EXERCISE INSTRUCTIONS — Write the records below out in full, character for character, with no pictures.

---------- MATERIAL SHOWN

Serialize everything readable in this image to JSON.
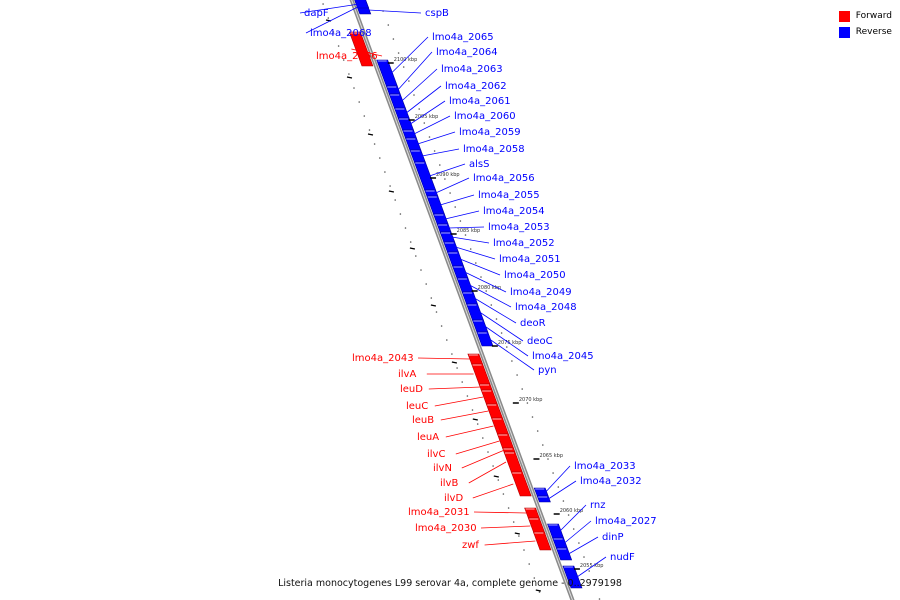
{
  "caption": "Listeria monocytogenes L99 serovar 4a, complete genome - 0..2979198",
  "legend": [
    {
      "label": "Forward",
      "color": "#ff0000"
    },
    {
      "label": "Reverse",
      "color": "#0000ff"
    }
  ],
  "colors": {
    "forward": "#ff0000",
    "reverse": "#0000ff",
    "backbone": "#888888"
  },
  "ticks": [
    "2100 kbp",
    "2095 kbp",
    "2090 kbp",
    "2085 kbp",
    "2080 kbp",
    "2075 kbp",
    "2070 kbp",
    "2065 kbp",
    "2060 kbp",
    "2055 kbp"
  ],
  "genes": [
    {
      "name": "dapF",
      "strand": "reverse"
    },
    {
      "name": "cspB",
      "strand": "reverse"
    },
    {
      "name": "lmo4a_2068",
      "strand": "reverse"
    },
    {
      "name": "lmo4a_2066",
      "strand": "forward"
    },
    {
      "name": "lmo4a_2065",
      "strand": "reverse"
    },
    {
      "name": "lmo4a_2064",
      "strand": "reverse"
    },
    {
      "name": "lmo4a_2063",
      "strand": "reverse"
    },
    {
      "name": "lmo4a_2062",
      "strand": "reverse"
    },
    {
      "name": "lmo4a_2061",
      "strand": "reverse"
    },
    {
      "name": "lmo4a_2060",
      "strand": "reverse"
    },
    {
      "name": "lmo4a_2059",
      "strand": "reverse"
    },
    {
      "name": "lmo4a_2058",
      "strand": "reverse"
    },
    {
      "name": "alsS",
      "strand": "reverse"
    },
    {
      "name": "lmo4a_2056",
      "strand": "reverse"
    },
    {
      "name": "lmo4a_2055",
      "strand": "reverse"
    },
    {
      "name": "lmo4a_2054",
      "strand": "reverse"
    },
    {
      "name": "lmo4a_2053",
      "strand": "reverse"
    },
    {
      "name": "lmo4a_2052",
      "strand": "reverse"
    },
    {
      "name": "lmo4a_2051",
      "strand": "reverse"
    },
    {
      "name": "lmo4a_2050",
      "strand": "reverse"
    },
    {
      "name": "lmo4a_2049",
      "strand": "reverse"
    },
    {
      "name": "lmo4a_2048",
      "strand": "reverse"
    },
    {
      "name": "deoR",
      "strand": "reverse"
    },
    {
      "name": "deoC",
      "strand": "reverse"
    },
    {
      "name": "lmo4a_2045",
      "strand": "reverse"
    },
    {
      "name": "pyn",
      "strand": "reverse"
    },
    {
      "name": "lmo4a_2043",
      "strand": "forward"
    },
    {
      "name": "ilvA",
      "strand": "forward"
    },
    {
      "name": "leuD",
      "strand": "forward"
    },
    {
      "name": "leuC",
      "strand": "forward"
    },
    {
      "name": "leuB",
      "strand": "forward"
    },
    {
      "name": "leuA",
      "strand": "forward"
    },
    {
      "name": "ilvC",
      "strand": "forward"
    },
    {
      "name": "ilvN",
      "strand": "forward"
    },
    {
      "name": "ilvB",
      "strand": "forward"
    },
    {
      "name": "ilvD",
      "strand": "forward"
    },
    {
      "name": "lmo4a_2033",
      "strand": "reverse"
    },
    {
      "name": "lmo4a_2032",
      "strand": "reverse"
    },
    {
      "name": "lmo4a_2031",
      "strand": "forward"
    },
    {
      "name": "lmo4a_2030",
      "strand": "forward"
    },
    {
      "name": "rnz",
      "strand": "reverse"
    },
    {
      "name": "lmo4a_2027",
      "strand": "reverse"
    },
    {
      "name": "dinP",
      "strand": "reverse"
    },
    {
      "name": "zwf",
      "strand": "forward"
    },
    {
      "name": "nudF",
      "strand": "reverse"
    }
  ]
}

--------------------

THE COMPLETED TASK —
Serialize everything readable in this image to JSON.
{
  "caption": "Listeria monocytogenes L99 serovar 4a, complete genome - 0..2979198",
  "legend": [
    {
      "label": "Forward",
      "color": "#ff0000"
    },
    {
      "label": "Reverse",
      "color": "#0000ff"
    }
  ],
  "colors": {
    "forward": "#ff0000",
    "reverse": "#0000ff",
    "backbone": "#888888"
  },
  "ticks": [
    "2100 kbp",
    "2095 kbp",
    "2090 kbp",
    "2085 kbp",
    "2080 kbp",
    "2075 kbp",
    "2070 kbp",
    "2065 kbp",
    "2060 kbp",
    "2055 kbp"
  ],
  "genes": [
    {
      "name": "dapF",
      "strand": "reverse"
    },
    {
      "name": "cspB",
      "strand": "reverse"
    },
    {
      "name": "lmo4a_2068",
      "strand": "reverse"
    },
    {
      "name": "lmo4a_2066",
      "strand": "forward"
    },
    {
      "name": "lmo4a_2065",
      "strand": "reverse"
    },
    {
      "name": "lmo4a_2064",
      "strand": "reverse"
    },
    {
      "name": "lmo4a_2063",
      "strand": "reverse"
    },
    {
      "name": "lmo4a_2062",
      "strand": "reverse"
    },
    {
      "name": "lmo4a_2061",
      "strand": "reverse"
    },
    {
      "name": "lmo4a_2060",
      "strand": "reverse"
    },
    {
      "name": "lmo4a_2059",
      "strand": "reverse"
    },
    {
      "name": "lmo4a_2058",
      "strand": "reverse"
    },
    {
      "name": "alsS",
      "strand": "reverse"
    },
    {
      "name": "lmo4a_2056",
      "strand": "reverse"
    },
    {
      "name": "lmo4a_2055",
      "strand": "reverse"
    },
    {
      "name": "lmo4a_2054",
      "strand": "reverse"
    },
    {
      "name": "lmo4a_2053",
      "strand": "reverse"
    },
    {
      "name": "lmo4a_2052",
      "strand": "reverse"
    },
    {
      "name": "lmo4a_2051",
      "strand": "reverse"
    },
    {
      "name": "lmo4a_2050",
      "strand": "reverse"
    },
    {
      "name": "lmo4a_2049",
      "strand": "reverse"
    },
    {
      "name": "lmo4a_2048",
      "strand": "reverse"
    },
    {
      "name": "deoR",
      "strand": "reverse"
    },
    {
      "name": "deoC",
      "strand": "reverse"
    },
    {
      "name": "lmo4a_2045",
      "strand": "reverse"
    },
    {
      "name": "pyn",
      "strand": "reverse"
    },
    {
      "name": "lmo4a_2043",
      "strand": "forward"
    },
    {
      "name": "ilvA",
      "strand": "forward"
    },
    {
      "name": "leuD",
      "strand": "forward"
    },
    {
      "name": "leuC",
      "strand": "forward"
    },
    {
      "name": "leuB",
      "strand": "forward"
    },
    {
      "name": "leuA",
      "strand": "forward"
    },
    {
      "name": "ilvC",
      "strand": "forward"
    },
    {
      "name": "ilvN",
      "strand": "forward"
    },
    {
      "name": "ilvB",
      "strand": "forward"
    },
    {
      "name": "ilvD",
      "strand": "forward"
    },
    {
      "name": "lmo4a_2033",
      "strand": "reverse"
    },
    {
      "name": "lmo4a_2032",
      "strand": "reverse"
    },
    {
      "name": "lmo4a_2031",
      "strand": "forward"
    },
    {
      "name": "lmo4a_2030",
      "strand": "forward"
    },
    {
      "name": "rnz",
      "strand": "reverse"
    },
    {
      "name": "lmo4a_2027",
      "strand": "reverse"
    },
    {
      "name": "dinP",
      "strand": "reverse"
    },
    {
      "name": "zwf",
      "strand": "forward"
    },
    {
      "name": "nudF",
      "strand": "reverse"
    }
  ]
}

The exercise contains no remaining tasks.